**Task statement**
Your task is to print the material below exactly as presented.
═════ Dataset extract
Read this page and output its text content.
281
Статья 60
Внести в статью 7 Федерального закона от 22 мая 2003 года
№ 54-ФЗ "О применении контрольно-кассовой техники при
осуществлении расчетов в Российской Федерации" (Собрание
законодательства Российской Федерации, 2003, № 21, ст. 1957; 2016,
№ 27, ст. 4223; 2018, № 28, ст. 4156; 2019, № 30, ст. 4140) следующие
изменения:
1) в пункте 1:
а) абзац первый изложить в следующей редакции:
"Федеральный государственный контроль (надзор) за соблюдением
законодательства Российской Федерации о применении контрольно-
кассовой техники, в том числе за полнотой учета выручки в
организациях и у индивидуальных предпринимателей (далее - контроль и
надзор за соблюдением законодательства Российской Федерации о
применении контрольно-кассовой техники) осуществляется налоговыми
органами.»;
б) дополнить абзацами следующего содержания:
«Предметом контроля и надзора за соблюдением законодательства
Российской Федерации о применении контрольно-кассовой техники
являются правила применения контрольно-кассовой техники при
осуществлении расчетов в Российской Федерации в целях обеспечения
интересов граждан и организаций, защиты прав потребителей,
══════════
**Task result**
Read this page and output its text content.
281
Статья 60
Внести в статью 7 Федерального закона от 22 мая 2003 года
№ 54-ФЗ "О применении контрольно-кассовой техники при
осуществлении расчетов в Российской Федерации" (Собрание
законодательства Российской Федерации, 2003, № 21, ст. 1957; 2016,
№ 27, ст. 4223; 2018, № 28, ст. 4156; 2019, № 30, ст. 4140) следующие
изменения:
1) в пункте 1:
а) абзац первый изложить в следующей редакции:
"Федеральный государственный контроль (надзор) за соблюдением
законодательства Российской Федерации о применении контрольно-
кассовой техники, в том числе за полнотой учета выручки в
организациях и у индивидуальных предпринимателей (далее - контроль и
надзор за соблюдением законодательства Российской Федерации о
применении контрольно-кассовой техники) осуществляется налоговыми
органами.»;
б) дополнить абзацами следующего содержания:
«Предметом контроля и надзора за соблюдением законодательства
Российской Федерации о применении контрольно-кассовой техники
являются правила применения контрольно-кассовой техники при
осуществлении расчетов в Российской Федерации в целях обеспечения
интересов граждан и организаций, защиты прав потребителей,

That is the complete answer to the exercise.